** Excerpt to read **
- Opening Delimiter -

CORE B: CLINICAL - ABSTRACT The Clinical Core clinically and neuropsychologically characterizes, and longitudinally follows, a cohort of cognitively-normal elderly control (NC) subjects and patients with Alzheimer's disease (AD), Mild Cognitive Impairment (MCI), Dementia with Lewy bodies (DLB), Parkinson's disease with dementia (PDD), Frontotemporal dementia (FTD) or other dementing disorders. It also banks biological specimens (e.g., plasma, DNA, fibroblasts, CSF) from these subjects and facilitates autopsy. Over the past 30 years, the Core has provided well-characterized subjects, clinical and cognitive data, and biological specimens to local, national and international research that has contributed to great progress in the areas of detection of AD in its earliest (even pre-clinical) stages, differential diagnosis of AD from other dementias, tracking the course of AD over time, and testing new treatment approaches for AD.

- Closing Delimiter -

** Material shown **
- Opening Delimiter -

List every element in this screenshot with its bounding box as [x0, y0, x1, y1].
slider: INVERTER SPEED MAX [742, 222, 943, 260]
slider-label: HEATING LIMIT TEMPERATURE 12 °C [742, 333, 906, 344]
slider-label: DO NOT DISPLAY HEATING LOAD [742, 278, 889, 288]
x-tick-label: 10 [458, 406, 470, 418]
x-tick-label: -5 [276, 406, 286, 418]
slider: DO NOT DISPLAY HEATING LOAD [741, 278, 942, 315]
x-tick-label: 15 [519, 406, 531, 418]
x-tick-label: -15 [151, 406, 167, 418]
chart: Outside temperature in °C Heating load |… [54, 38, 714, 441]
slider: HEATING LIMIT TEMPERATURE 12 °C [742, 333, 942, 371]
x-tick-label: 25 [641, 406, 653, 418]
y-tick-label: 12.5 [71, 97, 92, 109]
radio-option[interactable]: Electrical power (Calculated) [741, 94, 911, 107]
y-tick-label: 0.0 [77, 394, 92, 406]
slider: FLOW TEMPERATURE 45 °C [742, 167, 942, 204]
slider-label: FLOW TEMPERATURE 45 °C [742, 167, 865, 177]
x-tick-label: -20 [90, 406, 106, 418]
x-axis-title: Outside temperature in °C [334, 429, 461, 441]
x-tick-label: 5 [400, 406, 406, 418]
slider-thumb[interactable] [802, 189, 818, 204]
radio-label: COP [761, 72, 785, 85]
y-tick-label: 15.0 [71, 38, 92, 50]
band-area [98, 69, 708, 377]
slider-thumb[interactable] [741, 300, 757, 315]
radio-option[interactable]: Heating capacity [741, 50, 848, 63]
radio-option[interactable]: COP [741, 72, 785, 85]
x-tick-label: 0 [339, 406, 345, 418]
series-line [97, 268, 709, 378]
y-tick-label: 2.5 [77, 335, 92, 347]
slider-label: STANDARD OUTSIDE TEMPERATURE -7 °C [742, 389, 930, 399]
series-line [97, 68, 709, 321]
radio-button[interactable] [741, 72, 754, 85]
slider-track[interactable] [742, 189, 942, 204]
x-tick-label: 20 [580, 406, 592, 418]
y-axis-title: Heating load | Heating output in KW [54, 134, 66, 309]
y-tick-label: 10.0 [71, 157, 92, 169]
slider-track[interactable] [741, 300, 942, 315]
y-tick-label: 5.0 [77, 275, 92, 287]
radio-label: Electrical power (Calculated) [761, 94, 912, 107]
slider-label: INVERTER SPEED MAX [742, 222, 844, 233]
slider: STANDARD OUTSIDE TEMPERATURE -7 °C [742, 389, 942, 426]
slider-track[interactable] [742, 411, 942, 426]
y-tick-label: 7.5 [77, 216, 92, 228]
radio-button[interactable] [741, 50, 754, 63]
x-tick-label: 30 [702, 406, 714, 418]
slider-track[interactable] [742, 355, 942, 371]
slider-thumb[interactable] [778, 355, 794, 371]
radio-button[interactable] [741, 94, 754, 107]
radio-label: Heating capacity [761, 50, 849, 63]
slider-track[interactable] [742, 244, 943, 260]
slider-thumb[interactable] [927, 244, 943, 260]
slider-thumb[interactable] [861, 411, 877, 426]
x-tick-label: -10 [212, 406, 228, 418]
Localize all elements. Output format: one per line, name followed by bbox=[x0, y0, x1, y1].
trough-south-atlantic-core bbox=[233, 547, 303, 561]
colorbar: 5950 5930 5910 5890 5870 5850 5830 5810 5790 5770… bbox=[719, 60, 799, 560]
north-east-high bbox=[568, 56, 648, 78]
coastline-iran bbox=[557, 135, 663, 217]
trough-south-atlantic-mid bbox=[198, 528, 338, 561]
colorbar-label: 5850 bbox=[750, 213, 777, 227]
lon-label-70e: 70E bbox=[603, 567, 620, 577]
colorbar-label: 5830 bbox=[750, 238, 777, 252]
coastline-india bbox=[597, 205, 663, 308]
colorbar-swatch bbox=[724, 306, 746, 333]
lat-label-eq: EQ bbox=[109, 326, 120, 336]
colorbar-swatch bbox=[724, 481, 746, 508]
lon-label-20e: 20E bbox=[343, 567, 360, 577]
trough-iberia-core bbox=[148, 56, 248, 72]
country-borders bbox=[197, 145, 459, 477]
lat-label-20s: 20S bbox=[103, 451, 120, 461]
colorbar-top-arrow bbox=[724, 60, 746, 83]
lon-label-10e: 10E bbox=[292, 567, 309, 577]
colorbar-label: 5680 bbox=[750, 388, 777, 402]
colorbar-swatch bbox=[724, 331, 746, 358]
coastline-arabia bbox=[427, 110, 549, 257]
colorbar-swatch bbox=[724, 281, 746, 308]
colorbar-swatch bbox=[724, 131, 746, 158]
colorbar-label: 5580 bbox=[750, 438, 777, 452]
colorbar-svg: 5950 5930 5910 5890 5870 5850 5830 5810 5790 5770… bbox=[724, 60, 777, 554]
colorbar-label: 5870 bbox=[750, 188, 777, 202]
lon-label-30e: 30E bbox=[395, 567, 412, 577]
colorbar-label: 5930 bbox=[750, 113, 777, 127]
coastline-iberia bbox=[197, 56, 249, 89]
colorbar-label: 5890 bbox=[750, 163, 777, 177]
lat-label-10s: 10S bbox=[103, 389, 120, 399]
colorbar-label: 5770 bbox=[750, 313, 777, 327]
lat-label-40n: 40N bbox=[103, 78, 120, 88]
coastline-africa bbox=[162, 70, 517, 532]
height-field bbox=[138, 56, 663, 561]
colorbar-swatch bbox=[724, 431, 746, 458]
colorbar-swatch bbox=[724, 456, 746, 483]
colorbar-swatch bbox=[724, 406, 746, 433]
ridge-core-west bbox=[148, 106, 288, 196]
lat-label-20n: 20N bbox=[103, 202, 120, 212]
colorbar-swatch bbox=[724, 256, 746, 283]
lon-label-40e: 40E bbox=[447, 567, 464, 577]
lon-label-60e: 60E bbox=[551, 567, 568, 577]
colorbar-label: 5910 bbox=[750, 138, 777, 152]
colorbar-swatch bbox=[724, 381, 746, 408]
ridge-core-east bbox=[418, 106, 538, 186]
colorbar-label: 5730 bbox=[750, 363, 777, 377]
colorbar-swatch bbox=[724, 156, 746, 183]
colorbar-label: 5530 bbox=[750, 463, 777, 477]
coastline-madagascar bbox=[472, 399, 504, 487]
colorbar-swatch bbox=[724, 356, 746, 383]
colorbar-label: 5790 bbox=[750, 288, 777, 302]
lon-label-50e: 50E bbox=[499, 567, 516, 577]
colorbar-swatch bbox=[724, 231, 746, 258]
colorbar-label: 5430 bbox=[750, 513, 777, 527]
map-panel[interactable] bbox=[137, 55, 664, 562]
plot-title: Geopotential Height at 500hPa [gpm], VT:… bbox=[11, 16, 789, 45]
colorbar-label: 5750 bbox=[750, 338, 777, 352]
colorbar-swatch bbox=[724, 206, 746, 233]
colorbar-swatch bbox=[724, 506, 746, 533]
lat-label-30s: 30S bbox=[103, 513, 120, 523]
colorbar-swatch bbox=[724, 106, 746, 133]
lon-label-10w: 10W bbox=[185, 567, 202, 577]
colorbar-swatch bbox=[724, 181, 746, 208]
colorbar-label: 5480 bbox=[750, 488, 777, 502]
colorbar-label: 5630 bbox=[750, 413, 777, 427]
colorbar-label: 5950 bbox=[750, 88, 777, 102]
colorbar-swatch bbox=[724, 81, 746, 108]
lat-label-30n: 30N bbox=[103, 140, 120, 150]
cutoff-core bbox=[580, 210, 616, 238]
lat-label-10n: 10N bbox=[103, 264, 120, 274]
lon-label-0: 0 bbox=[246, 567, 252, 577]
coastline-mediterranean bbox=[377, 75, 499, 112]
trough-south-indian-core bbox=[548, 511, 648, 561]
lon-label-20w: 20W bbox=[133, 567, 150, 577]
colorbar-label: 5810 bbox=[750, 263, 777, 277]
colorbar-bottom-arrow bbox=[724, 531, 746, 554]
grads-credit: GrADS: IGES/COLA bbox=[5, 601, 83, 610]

- Closing Delimiter -

** Problems and tasks **
A. According to the clinical core abstract, for how many years has the Core provided subjects, data, and specimens to research?
B. List the named disorders whose patients the Clinical Core follows, as given in the clinical core abstract.
C. Using the clinical core abstract, explain how the Core has helped bring progress in Alzheimer's disease research.

** Completed exercise **
A. Over the past 30 years.

B. Alzheimer's disease (AD), Mild Cognitive Impairment (MCI), Dementia with Lewy bodies (DLB), Parkinson's disease with dementia (PDD), and Frontotemporal dementia (FTD).

C. The Core has provided well-characterized subjects, clinical and cognitive data, and biological specimens to local, national and international research. That research has contributed to great progress in detecting AD in its earliest stages, telling AD apart from other dementias, tracking its course over time, and testing new treatment approaches.